=== WHAT YOU HAVE TO DO ===
Search the listing for the string "части" and copy every line that contains it.

=== RECORDS PROVIDED ===
(begin)

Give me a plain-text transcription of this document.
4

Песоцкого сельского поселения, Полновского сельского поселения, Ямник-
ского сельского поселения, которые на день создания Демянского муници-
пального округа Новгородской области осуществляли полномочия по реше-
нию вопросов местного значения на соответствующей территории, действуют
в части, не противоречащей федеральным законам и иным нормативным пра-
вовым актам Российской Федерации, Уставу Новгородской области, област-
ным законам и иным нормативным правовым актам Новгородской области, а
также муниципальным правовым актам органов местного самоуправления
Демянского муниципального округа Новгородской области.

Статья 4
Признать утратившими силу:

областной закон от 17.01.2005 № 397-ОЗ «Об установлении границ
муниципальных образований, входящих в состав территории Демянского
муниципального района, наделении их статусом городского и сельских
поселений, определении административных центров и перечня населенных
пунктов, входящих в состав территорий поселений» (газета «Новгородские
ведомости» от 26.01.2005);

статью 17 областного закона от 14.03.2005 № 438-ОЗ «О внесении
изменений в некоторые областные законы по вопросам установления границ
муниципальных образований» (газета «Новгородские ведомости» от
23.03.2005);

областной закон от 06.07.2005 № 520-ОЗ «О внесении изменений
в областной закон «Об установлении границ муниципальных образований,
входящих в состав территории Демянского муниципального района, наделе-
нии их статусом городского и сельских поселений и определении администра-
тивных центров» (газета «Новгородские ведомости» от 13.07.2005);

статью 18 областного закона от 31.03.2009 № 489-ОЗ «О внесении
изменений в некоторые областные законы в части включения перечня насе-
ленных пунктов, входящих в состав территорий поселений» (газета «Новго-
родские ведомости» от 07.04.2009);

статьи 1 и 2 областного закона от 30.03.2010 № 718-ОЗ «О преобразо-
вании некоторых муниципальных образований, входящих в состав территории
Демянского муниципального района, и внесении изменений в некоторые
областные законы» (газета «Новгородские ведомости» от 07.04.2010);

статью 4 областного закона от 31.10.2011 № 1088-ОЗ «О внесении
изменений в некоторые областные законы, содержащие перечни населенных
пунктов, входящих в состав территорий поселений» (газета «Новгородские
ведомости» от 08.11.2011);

(end)
(begin)

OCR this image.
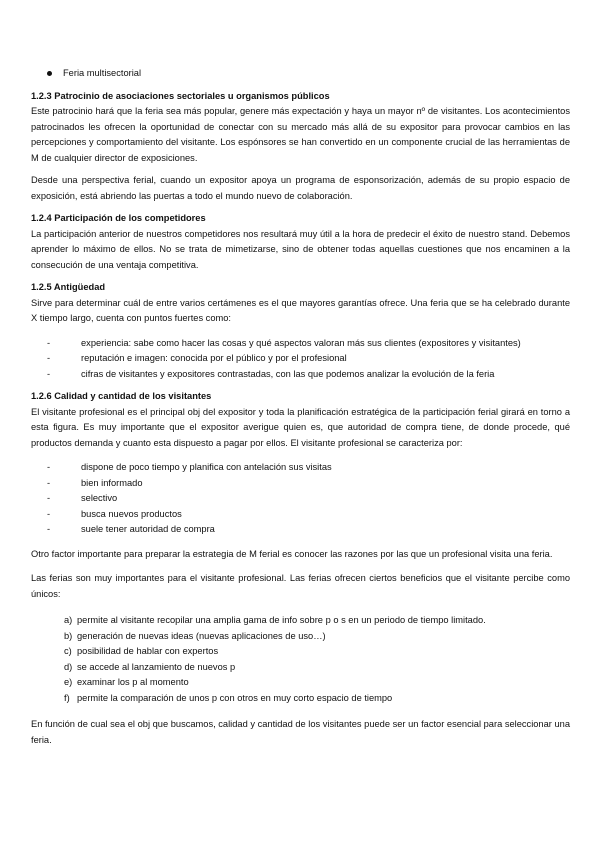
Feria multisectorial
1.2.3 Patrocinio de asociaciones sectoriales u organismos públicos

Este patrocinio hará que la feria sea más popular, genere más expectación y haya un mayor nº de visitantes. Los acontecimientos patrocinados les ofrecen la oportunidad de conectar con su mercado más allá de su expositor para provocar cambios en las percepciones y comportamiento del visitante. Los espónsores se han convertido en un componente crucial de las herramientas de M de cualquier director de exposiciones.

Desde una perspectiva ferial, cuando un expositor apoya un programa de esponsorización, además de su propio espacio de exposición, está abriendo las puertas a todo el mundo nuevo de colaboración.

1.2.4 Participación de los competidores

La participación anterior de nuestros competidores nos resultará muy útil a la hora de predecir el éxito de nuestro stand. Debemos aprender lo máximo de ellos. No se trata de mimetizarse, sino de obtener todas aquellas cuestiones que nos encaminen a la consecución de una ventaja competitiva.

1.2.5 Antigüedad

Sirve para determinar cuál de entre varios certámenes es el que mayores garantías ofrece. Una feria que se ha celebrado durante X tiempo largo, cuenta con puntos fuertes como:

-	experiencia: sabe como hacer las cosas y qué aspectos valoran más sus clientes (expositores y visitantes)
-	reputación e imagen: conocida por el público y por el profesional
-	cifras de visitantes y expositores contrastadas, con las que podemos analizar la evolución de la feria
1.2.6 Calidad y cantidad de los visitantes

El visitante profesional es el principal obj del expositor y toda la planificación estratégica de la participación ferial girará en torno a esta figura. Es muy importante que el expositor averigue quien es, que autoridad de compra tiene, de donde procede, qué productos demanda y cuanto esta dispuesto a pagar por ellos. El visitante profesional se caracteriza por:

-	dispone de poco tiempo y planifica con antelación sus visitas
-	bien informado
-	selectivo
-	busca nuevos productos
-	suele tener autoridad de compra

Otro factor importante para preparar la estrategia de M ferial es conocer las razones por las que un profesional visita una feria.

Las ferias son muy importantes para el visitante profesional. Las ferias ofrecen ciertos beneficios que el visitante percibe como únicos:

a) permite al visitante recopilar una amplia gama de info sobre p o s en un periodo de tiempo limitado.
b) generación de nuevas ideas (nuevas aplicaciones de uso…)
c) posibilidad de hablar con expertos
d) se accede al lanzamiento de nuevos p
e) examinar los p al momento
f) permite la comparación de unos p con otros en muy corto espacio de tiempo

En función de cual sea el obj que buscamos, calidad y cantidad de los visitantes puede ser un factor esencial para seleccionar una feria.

(end)

=== THE ANSWER ===
в части, не противоречащей федеральным законам и иным нормативным пра-
изменений в некоторые областные законы в части включения перечня насе-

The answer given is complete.